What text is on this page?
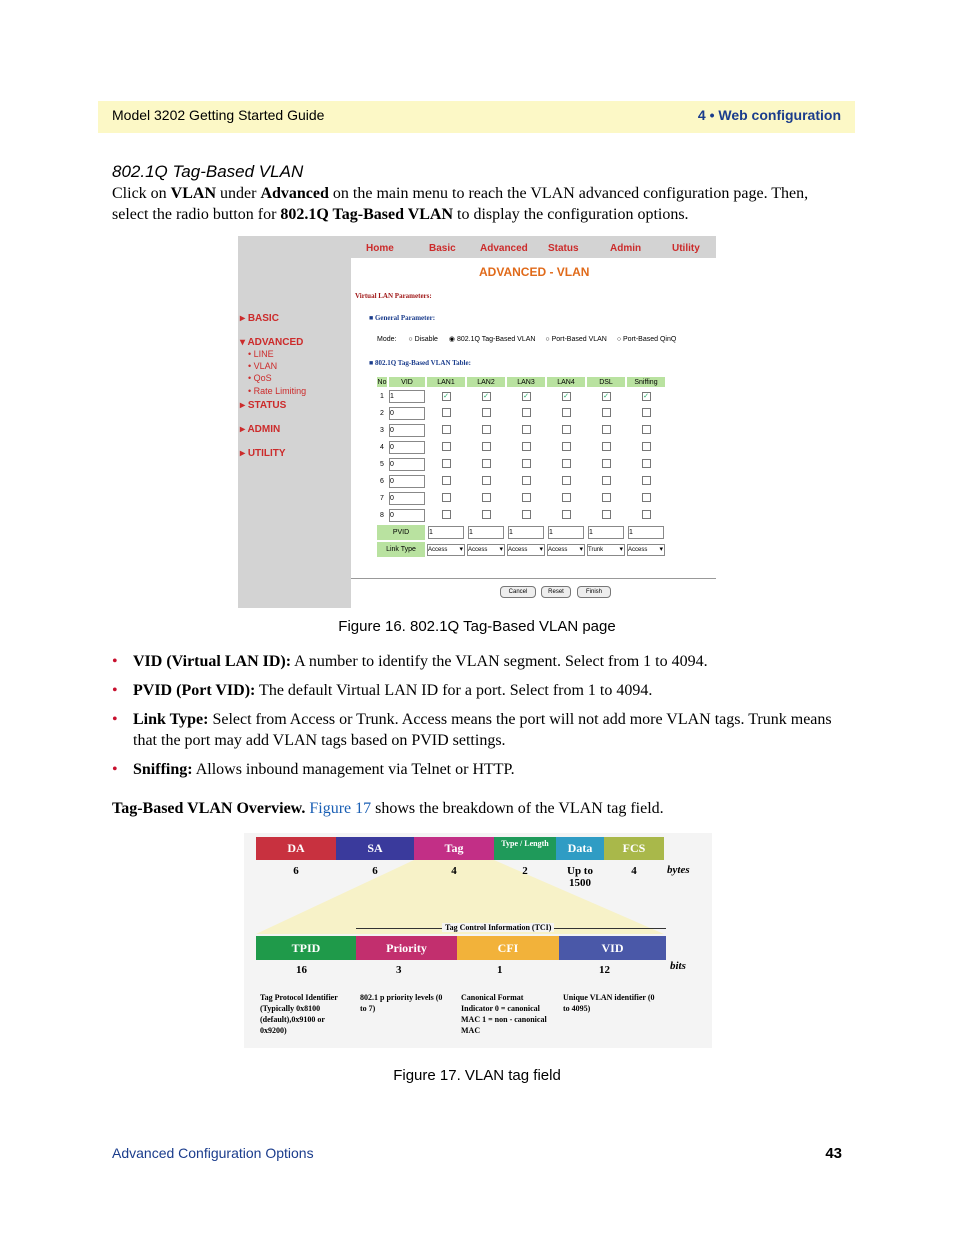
Model 3202 Getting Started Guide	4 • Web configuration
802.1Q Tag-Based VLAN
Click on VLAN under Advanced on the main menu to reach the VLAN advanced configuration page. Then, select the radio button for 802.1Q Tag-Based VLAN to display the configuration options.
▸ BASIC
▾ ADVANCED
• LINE
• VLAN
• QoS
• Rate Limiting
▸ STATUS
▸ ADMIN
▸ UTILITY
Home	Basic Advanced Status	Admin	Utility
ADVANCED - VLAN
Virtual LAN Parameters:
■ General Parameter:
Mode: ○ Disable ◉ 802.1Q Tag-Based VLAN ○ Port-Based VLAN ○ Port-Based QinQ
■ 802.1Q Tag-Based VLAN Table:
No	VID	LAN1	LAN2	LAN3	LAN4	DSL	Sniffing
1	1	✓	✓	✓	✓	✓	✓
2	0						
3	0						
4	0						
5	0						
6	0						
7	0						
8	0						
PVID		1	1	1	1	1	1
Link Type		Access ▾	Access ▾	Access ▾	Access ▾	Trunk ▾	Access ▾
Cancel	Reset	Finish
Figure 16. 802.1Q Tag-Based VLAN page
• VID (Virtual LAN ID): A number to identify the VLAN segment. Select from 1 to 4094.
• PVID (Port VID): The default Virtual LAN ID for a port. Select from 1 to 4094.
• Link Type: Select from Access or Trunk. Access means the port will not add more VLAN tags. Trunk means that the port may add VLAN tags based on PVID settings.
• Sniffing: Allows inbound management via Telnet or HTTP.
Tag-Based VLAN Overview. Figure 17 shows the breakdown of the VLAN tag field.
Tag Control Information (TCI)
bytes
bits
DA
6
SA
6
Tag
4
Type / Length
2
Data
Up to 1500
FCS
4
TPID
16
Tag Protocol Identifier (Typically 0x8100 (default),0x9100 or 0x9200)
Priority
3
802.1 p priority levels (0 to 7)
CFI
1
Canonical Format Indicator 0 = canonical MAC 1 = non - canonical MAC
VID
12
Unique VLAN identifier (0 to 4095)
Figure 17. VLAN tag field
Advanced Configuration Options	43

WHAT TO DO: Set each line of the records down exactly, leaving every picture out.

WRITTEN ANSWER:
What text is on this page?
Model 3202 Getting Started Guide	4 • Web configuration
802.1Q Tag-Based VLAN
Click on VLAN under Advanced on the main menu to reach the VLAN advanced configuration page. Then, select the radio button for 802.1Q Tag-Based VLAN to display the configuration options.
▸ BASIC
▾ ADVANCED
• LINE
• VLAN
• QoS
• Rate Limiting
▸ STATUS
▸ ADMIN
▸ UTILITY
Home	Basic Advanced Status	Admin	Utility
ADVANCED - VLAN
Virtual LAN Parameters:
■ General Parameter:
Mode: ○ Disable ◉ 802.1Q Tag-Based VLAN ○ Port-Based VLAN ○ Port-Based QinQ
■ 802.1Q Tag-Based VLAN Table:
No	VID	LAN1	LAN2	LAN3	LAN4	DSL	Sniffing
1	1	✓	✓	✓	✓	✓	✓
2	0						
3	0						
4	0						
5	0						
6	0						
7	0						
8	0						
PVID		1	1	1	1	1	1
Link Type		Access ▾	Access ▾	Access ▾	Access ▾	Trunk ▾	Access ▾
Cancel	Reset	Finish
Figure 16. 802.1Q Tag-Based VLAN page
• VID (Virtual LAN ID): A number to identify the VLAN segment. Select from 1 to 4094.
• PVID (Port VID): The default Virtual LAN ID for a port. Select from 1 to 4094.
• Link Type: Select from Access or Trunk. Access means the port will not add more VLAN tags. Trunk means that the port may add VLAN tags based on PVID settings.
• Sniffing: Allows inbound management via Telnet or HTTP.
Tag-Based VLAN Overview. Figure 17 shows the breakdown of the VLAN tag field.
Tag Control Information (TCI)
bytes
bits
DA
6
SA
6
Tag
4
Type / Length
2
Data
Up to 1500
FCS
4
TPID
16
Tag Protocol Identifier (Typically 0x8100 (default),0x9100 or 0x9200)
Priority
3
802.1 p priority levels (0 to 7)
CFI
1
Canonical Format Indicator 0 = canonical MAC 1 = non - canonical MAC
VID
12
Unique VLAN identifier (0 to 4095)
Figure 17. VLAN tag field
Advanced Configuration Options	43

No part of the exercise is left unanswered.